## Exercise task
Read through the records below and copy each line that uses the word "hjärtats".

## Records

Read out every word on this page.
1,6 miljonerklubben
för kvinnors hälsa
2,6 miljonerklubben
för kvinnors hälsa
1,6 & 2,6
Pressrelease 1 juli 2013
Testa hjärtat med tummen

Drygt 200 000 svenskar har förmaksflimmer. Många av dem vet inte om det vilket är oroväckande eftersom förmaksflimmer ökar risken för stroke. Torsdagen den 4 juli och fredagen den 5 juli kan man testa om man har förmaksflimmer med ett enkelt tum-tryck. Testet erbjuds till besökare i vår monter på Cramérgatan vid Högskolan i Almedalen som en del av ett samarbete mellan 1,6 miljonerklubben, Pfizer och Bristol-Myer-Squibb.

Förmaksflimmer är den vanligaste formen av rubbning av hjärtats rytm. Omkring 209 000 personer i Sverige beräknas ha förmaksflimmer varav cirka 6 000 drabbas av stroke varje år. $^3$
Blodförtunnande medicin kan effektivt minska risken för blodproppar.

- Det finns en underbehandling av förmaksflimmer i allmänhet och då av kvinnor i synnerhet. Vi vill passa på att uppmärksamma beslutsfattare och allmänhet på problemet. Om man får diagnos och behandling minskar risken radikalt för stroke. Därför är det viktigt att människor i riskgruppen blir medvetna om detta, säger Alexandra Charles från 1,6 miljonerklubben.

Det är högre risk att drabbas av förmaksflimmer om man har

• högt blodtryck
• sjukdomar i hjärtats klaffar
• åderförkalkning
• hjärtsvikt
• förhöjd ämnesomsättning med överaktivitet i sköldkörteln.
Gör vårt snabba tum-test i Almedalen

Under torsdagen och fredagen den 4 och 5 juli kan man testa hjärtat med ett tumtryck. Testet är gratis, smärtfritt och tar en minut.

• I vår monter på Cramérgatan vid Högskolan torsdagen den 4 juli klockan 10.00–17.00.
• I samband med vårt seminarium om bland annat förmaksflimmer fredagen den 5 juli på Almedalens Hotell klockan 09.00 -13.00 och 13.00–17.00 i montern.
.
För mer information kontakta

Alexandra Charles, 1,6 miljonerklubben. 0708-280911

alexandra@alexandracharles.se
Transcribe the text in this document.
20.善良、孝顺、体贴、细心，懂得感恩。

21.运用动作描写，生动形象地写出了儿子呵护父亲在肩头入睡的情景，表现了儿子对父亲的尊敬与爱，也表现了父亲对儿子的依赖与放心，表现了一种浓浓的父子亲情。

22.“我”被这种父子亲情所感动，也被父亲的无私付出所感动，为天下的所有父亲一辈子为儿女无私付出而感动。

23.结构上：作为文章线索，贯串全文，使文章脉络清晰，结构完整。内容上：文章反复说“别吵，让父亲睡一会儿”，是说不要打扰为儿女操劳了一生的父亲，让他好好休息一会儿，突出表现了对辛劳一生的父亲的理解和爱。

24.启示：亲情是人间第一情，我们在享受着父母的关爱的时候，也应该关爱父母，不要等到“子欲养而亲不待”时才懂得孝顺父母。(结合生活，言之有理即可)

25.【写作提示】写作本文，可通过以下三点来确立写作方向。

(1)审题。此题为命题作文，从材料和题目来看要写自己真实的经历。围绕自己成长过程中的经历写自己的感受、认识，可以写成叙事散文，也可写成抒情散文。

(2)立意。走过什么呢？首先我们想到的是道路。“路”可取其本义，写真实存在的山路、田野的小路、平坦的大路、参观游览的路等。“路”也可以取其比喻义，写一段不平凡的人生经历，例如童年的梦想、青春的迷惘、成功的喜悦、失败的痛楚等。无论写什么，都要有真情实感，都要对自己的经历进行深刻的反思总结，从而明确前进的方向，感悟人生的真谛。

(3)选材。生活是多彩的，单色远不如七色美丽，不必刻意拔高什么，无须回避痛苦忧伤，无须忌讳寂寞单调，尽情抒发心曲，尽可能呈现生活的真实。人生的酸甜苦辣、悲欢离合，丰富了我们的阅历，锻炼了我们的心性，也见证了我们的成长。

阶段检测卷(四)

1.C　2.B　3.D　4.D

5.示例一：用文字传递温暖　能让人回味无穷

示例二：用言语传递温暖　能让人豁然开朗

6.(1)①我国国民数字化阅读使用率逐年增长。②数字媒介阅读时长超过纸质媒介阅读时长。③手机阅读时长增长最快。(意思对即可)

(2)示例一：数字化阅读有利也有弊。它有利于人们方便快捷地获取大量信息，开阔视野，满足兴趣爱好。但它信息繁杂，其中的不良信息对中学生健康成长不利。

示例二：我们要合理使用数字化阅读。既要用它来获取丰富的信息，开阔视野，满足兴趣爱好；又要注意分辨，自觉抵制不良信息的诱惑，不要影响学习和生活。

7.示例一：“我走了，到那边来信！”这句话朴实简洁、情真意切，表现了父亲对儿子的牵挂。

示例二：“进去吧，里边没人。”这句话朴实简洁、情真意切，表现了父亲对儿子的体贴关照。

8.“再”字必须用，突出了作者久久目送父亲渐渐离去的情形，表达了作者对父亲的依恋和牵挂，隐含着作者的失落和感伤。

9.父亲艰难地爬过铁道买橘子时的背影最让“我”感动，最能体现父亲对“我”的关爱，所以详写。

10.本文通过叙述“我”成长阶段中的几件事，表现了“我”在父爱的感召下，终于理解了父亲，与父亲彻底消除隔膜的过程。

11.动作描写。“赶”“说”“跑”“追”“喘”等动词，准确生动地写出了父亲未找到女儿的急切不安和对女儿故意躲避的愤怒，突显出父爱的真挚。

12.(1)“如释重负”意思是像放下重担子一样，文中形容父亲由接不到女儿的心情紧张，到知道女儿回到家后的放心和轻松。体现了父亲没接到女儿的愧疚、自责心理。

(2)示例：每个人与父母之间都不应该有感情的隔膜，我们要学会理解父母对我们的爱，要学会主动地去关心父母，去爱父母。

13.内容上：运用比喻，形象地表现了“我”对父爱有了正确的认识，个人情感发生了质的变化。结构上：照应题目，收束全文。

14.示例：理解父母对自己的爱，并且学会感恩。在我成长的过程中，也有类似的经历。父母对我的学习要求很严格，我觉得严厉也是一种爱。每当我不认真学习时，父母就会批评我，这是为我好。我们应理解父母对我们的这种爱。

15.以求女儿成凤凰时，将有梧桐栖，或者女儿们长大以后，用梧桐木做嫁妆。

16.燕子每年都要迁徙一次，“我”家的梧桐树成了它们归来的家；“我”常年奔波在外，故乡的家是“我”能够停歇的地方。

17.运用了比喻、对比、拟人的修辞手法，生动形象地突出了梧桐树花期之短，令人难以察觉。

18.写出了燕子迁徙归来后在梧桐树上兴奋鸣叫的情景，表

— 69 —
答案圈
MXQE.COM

## The solution
Förmaksflimmer är den vanligaste formen av rubbning av hjärtats rytm. Omkring 209 000 personer i Sverige beräknas ha förmaksflimmer varav cirka 6 000 drabbas av stroke varje år. $^3$
• sjukdomar i hjärtats klaffar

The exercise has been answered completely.